[Start MATERIAL]

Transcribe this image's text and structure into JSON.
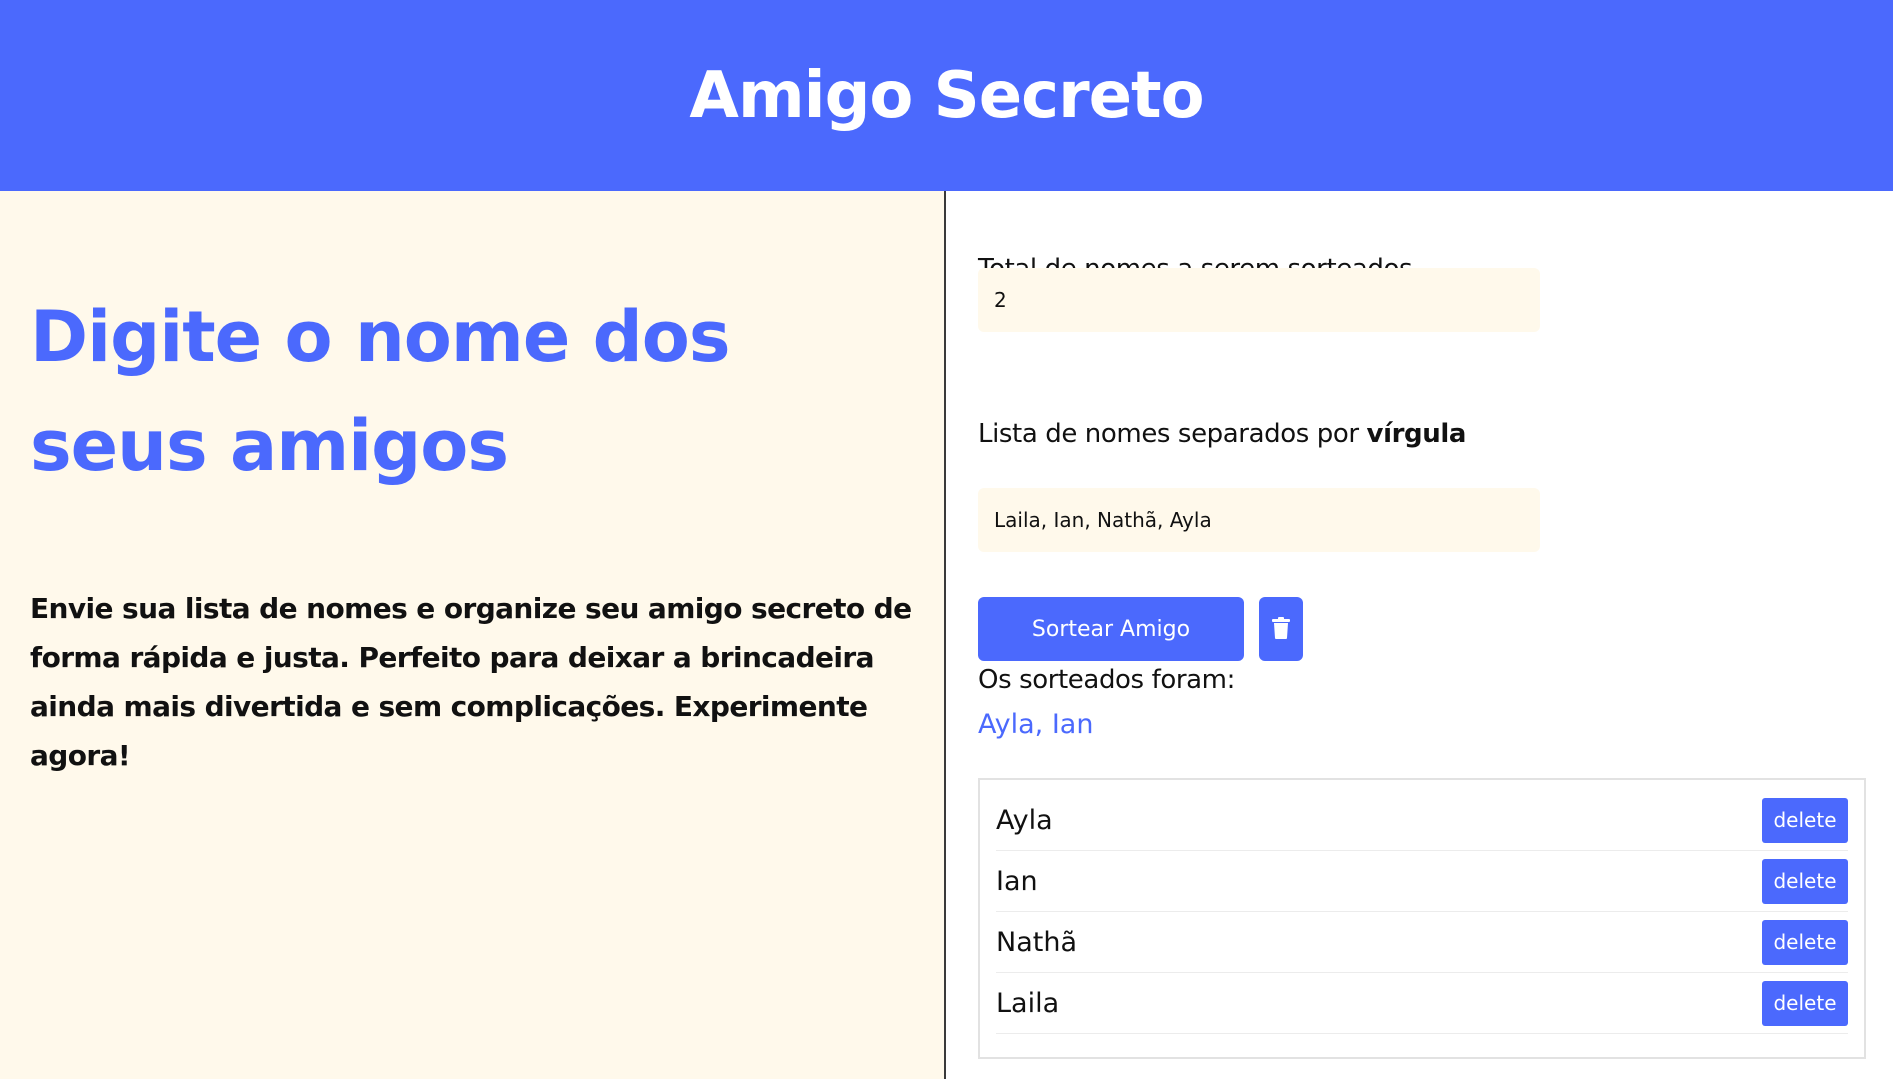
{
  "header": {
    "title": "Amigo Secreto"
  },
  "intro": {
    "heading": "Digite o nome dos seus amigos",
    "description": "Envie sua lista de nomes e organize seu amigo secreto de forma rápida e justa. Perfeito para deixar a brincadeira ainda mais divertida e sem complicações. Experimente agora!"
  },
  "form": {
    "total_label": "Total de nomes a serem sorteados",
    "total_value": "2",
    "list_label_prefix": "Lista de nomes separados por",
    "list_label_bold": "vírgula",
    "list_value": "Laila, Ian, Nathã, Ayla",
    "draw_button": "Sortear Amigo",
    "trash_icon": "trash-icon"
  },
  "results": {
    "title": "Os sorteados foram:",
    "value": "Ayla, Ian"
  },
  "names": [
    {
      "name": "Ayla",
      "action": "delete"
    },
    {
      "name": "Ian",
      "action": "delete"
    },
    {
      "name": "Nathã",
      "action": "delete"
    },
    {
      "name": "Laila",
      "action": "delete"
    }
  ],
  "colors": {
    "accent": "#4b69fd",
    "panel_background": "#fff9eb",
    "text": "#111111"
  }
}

[End MATERIAL]
[Start MATERIAL]

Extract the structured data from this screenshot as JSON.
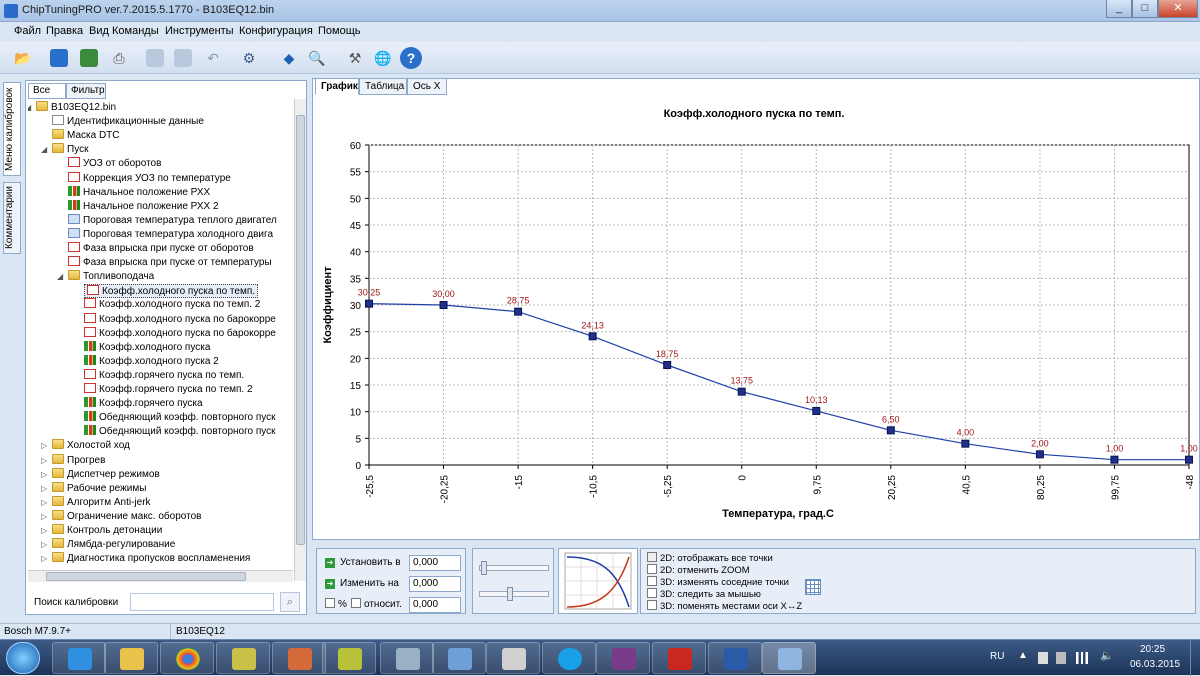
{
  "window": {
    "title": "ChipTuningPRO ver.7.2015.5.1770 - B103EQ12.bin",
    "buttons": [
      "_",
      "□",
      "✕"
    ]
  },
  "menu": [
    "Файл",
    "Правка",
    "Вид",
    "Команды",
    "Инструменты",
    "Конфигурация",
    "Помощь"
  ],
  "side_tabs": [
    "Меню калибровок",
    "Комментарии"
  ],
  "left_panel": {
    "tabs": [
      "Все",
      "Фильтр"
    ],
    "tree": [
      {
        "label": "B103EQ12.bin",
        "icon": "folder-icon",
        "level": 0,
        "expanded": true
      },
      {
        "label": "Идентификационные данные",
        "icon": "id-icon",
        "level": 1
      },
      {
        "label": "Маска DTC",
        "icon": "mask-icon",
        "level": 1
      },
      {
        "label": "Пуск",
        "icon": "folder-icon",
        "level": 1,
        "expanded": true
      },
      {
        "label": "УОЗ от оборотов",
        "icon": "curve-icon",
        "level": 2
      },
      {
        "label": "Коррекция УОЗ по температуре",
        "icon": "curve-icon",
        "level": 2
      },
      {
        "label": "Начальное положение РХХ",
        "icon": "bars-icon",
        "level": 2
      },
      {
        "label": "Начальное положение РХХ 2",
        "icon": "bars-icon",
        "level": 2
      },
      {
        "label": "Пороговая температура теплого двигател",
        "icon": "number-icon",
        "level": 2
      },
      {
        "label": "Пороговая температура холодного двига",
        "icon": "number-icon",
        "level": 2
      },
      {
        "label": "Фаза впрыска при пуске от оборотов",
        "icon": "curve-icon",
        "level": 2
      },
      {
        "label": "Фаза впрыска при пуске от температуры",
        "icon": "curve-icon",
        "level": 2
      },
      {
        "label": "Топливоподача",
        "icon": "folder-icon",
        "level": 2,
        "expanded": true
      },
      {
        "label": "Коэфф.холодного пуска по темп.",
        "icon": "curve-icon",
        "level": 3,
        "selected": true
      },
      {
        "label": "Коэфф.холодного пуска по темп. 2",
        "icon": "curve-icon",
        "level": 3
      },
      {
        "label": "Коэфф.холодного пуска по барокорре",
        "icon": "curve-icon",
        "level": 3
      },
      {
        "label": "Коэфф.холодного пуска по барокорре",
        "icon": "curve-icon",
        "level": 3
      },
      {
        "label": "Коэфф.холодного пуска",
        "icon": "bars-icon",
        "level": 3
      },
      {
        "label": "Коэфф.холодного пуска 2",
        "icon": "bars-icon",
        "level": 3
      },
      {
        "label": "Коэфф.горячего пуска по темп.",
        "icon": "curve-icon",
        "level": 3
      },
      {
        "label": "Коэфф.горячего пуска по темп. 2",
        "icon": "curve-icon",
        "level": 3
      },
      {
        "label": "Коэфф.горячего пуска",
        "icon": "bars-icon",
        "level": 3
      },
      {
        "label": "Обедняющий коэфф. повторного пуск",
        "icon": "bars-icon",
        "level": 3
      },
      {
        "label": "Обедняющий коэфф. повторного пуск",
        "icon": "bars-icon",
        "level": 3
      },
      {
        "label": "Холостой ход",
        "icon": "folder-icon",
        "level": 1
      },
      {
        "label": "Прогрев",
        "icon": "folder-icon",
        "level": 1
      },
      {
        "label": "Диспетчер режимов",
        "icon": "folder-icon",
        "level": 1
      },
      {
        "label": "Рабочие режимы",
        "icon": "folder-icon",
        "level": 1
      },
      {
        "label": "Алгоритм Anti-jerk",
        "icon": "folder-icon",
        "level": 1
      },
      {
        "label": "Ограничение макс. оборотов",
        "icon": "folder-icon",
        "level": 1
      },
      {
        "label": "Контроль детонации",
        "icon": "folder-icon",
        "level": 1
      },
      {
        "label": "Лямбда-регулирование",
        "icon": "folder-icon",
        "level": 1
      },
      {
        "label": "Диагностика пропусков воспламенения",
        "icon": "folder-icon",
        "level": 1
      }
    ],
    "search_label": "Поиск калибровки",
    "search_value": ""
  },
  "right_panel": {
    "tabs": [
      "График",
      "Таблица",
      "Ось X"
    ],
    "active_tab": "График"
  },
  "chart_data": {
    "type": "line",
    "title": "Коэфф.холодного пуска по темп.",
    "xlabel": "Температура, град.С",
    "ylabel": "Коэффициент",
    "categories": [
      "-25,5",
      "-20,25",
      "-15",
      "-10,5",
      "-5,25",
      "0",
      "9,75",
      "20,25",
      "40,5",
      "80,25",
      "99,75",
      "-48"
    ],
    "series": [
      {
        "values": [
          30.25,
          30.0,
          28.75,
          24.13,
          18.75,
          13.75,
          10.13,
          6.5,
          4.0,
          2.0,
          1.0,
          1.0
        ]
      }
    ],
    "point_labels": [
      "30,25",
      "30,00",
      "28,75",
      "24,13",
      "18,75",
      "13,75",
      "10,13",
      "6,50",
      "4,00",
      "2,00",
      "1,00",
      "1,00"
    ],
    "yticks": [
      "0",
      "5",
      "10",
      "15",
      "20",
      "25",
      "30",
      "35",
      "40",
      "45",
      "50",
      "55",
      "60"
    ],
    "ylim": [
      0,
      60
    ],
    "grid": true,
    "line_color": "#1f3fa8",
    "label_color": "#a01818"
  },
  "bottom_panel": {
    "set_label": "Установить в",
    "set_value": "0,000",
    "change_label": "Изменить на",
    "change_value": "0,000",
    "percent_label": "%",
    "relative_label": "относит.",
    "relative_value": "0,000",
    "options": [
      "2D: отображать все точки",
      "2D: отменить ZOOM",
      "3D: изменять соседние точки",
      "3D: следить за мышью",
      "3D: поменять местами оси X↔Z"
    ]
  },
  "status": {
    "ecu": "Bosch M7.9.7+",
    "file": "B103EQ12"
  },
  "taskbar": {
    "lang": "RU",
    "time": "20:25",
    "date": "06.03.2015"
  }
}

[End MATERIAL]

Check the data for the word "Пороговая" and pull out the lines that have it.

**EXERCISE SOLUTION:**
        "label": "Пороговая температура теплого двигател",
        "label": "Пороговая температура холодного двига",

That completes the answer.